◆ **What is required**: Write the records out again, precisely as they stand.

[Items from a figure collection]

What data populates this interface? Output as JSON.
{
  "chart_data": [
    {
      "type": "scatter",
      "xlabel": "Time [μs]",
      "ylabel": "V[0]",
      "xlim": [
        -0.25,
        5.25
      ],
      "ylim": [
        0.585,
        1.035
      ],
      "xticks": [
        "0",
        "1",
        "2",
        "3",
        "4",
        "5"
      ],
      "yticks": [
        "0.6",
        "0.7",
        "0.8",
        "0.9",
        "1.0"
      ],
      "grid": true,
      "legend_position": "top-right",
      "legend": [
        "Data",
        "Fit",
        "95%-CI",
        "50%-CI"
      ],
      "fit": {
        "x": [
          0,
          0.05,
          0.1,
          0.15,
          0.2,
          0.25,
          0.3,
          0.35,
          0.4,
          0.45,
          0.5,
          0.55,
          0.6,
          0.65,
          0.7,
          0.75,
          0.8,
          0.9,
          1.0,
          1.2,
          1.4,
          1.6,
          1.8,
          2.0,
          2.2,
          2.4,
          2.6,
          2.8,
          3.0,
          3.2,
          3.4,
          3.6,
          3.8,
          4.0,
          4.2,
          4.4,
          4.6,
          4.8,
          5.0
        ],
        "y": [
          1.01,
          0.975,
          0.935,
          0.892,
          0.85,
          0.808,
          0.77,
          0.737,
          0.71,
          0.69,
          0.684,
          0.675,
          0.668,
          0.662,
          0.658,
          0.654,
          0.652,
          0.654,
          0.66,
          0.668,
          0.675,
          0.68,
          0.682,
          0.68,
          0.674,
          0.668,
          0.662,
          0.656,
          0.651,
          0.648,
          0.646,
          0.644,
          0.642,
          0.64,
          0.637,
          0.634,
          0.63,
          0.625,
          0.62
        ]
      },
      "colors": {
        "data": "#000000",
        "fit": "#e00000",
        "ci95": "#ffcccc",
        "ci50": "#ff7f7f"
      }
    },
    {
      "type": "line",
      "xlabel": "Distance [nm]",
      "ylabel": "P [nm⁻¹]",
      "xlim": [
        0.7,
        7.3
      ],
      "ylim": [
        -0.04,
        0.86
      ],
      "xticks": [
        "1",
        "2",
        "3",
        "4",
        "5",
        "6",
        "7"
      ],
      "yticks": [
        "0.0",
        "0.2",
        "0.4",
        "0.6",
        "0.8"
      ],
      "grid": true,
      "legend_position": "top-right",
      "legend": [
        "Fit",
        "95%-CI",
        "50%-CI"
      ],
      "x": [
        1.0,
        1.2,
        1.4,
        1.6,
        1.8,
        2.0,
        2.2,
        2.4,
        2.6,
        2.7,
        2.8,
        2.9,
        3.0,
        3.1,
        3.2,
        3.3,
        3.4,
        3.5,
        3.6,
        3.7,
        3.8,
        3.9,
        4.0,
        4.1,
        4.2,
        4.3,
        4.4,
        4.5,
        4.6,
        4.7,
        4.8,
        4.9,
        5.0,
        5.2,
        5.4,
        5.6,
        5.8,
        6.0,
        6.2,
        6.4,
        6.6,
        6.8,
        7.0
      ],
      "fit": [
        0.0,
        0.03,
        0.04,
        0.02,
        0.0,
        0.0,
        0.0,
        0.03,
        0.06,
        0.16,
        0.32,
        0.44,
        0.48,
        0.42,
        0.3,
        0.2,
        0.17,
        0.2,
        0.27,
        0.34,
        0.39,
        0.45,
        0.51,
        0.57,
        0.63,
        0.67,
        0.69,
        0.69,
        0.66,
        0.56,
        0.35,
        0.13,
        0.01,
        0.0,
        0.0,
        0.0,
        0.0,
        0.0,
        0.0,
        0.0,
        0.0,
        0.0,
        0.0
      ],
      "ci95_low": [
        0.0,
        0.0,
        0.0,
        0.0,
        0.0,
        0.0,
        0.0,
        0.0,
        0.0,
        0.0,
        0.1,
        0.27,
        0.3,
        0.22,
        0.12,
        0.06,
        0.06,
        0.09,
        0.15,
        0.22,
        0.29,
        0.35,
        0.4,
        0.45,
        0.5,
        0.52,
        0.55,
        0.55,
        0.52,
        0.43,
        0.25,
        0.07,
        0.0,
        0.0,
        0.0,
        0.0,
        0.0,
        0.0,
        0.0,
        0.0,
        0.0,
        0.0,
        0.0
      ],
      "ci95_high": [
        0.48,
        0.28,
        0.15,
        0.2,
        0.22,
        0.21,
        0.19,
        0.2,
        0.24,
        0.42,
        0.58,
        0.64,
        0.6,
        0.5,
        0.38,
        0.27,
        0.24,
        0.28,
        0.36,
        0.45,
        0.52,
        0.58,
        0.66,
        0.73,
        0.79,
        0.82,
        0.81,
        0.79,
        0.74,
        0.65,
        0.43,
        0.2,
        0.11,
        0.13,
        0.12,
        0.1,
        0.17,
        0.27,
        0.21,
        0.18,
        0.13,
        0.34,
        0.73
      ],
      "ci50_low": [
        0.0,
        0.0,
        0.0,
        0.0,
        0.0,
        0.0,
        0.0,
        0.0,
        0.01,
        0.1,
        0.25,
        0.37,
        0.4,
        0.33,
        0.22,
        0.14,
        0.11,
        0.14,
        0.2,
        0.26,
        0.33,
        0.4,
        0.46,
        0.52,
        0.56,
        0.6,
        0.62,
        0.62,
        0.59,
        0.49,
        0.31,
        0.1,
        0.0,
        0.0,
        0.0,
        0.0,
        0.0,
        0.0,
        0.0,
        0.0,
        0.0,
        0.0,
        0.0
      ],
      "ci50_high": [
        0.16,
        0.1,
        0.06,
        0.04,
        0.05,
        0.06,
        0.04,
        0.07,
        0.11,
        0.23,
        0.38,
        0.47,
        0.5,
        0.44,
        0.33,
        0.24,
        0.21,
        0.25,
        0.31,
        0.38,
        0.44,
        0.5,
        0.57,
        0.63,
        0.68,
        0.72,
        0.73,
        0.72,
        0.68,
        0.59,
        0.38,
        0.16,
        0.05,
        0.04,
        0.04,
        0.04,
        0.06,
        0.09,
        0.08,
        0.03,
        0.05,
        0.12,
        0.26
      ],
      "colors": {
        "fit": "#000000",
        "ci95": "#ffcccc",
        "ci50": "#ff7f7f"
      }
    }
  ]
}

◆ **Complete output**:
What data populates this interface? Output as JSON.
{
  "chart_data": [
    {
      "type": "scatter",
      "xlabel": "Time [μs]",
      "ylabel": "V[0]",
      "xlim": [
        -0.25,
        5.25
      ],
      "ylim": [
        0.585,
        1.035
      ],
      "xticks": [
        "0",
        "1",
        "2",
        "3",
        "4",
        "5"
      ],
      "yticks": [
        "0.6",
        "0.7",
        "0.8",
        "0.9",
        "1.0"
      ],
      "grid": true,
      "legend_position": "top-right",
      "legend": [
        "Data",
        "Fit",
        "95%-CI",
        "50%-CI"
      ],
      "fit": {
        "x": [
          0,
          0.05,
          0.1,
          0.15,
          0.2,
          0.25,
          0.3,
          0.35,
          0.4,
          0.45,
          0.5,
          0.55,
          0.6,
          0.65,
          0.7,
          0.75,
          0.8,
          0.9,
          1.0,
          1.2,
          1.4,
          1.6,
          1.8,
          2.0,
          2.2,
          2.4,
          2.6,
          2.8,
          3.0,
          3.2,
          3.4,
          3.6,
          3.8,
          4.0,
          4.2,
          4.4,
          4.6,
          4.8,
          5.0
        ],
        "y": [
          1.01,
          0.975,
          0.935,
          0.892,
          0.85,
          0.808,
          0.77,
          0.737,
          0.71,
          0.69,
          0.684,
          0.675,
          0.668,
          0.662,
          0.658,
          0.654,
          0.652,
          0.654,
          0.66,
          0.668,
          0.675,
          0.68,
          0.682,
          0.68,
          0.674,
          0.668,
          0.662,
          0.656,
          0.651,
          0.648,
          0.646,
          0.644,
          0.642,
          0.64,
          0.637,
          0.634,
          0.63,
          0.625,
          0.62
        ]
      },
      "colors": {
        "data": "#000000",
        "fit": "#e00000",
        "ci95": "#ffcccc",
        "ci50": "#ff7f7f"
      }
    },
    {
      "type": "line",
      "xlabel": "Distance [nm]",
      "ylabel": "P [nm⁻¹]",
      "xlim": [
        0.7,
        7.3
      ],
      "ylim": [
        -0.04,
        0.86
      ],
      "xticks": [
        "1",
        "2",
        "3",
        "4",
        "5",
        "6",
        "7"
      ],
      "yticks": [
        "0.0",
        "0.2",
        "0.4",
        "0.6",
        "0.8"
      ],
      "grid": true,
      "legend_position": "top-right",
      "legend": [
        "Fit",
        "95%-CI",
        "50%-CI"
      ],
      "x": [
        1.0,
        1.2,
        1.4,
        1.6,
        1.8,
        2.0,
        2.2,
        2.4,
        2.6,
        2.7,
        2.8,
        2.9,
        3.0,
        3.1,
        3.2,
        3.3,
        3.4,
        3.5,
        3.6,
        3.7,
        3.8,
        3.9,
        4.0,
        4.1,
        4.2,
        4.3,
        4.4,
        4.5,
        4.6,
        4.7,
        4.8,
        4.9,
        5.0,
        5.2,
        5.4,
        5.6,
        5.8,
        6.0,
        6.2,
        6.4,
        6.6,
        6.8,
        7.0
      ],
      "fit": [
        0.0,
        0.03,
        0.04,
        0.02,
        0.0,
        0.0,
        0.0,
        0.03,
        0.06,
        0.16,
        0.32,
        0.44,
        0.48,
        0.42,
        0.3,
        0.2,
        0.17,
        0.2,
        0.27,
        0.34,
        0.39,
        0.45,
        0.51,
        0.57,
        0.63,
        0.67,
        0.69,
        0.69,
        0.66,
        0.56,
        0.35,
        0.13,
        0.01,
        0.0,
        0.0,
        0.0,
        0.0,
        0.0,
        0.0,
        0.0,
        0.0,
        0.0,
        0.0
      ],
      "ci95_low": [
        0.0,
        0.0,
        0.0,
        0.0,
        0.0,
        0.0,
        0.0,
        0.0,
        0.0,
        0.0,
        0.1,
        0.27,
        0.3,
        0.22,
        0.12,
        0.06,
        0.06,
        0.09,
        0.15,
        0.22,
        0.29,
        0.35,
        0.4,
        0.45,
        0.5,
        0.52,
        0.55,
        0.55,
        0.52,
        0.43,
        0.25,
        0.07,
        0.0,
        0.0,
        0.0,
        0.0,
        0.0,
        0.0,
        0.0,
        0.0,
        0.0,
        0.0,
        0.0
      ],
      "ci95_high": [
        0.48,
        0.28,
        0.15,
        0.2,
        0.22,
        0.21,
        0.19,
        0.2,
        0.24,
        0.42,
        0.58,
        0.64,
        0.6,
        0.5,
        0.38,
        0.27,
        0.24,
        0.28,
        0.36,
        0.45,
        0.52,
        0.58,
        0.66,
        0.73,
        0.79,
        0.82,
        0.81,
        0.79,
        0.74,
        0.65,
        0.43,
        0.2,
        0.11,
        0.13,
        0.12,
        0.1,
        0.17,
        0.27,
        0.21,
        0.18,
        0.13,
        0.34,
        0.73
      ],
      "ci50_low": [
        0.0,
        0.0,
        0.0,
        0.0,
        0.0,
        0.0,
        0.0,
        0.0,
        0.01,
        0.1,
        0.25,
        0.37,
        0.4,
        0.33,
        0.22,
        0.14,
        0.11,
        0.14,
        0.2,
        0.26,
        0.33,
        0.4,
        0.46,
        0.52,
        0.56,
        0.6,
        0.62,
        0.62,
        0.59,
        0.49,
        0.31,
        0.1,
        0.0,
        0.0,
        0.0,
        0.0,
        0.0,
        0.0,
        0.0,
        0.0,
        0.0,
        0.0,
        0.0
      ],
      "ci50_high": [
        0.16,
        0.1,
        0.06,
        0.04,
        0.05,
        0.06,
        0.04,
        0.07,
        0.11,
        0.23,
        0.38,
        0.47,
        0.5,
        0.44,
        0.33,
        0.24,
        0.21,
        0.25,
        0.31,
        0.38,
        0.44,
        0.5,
        0.57,
        0.63,
        0.68,
        0.72,
        0.73,
        0.72,
        0.68,
        0.59,
        0.38,
        0.16,
        0.05,
        0.04,
        0.04,
        0.04,
        0.06,
        0.09,
        0.08,
        0.03,
        0.05,
        0.12,
        0.26
      ],
      "colors": {
        "fit": "#000000",
        "ci95": "#ffcccc",
        "ci50": "#ff7f7f"
      }
    }
  ]
}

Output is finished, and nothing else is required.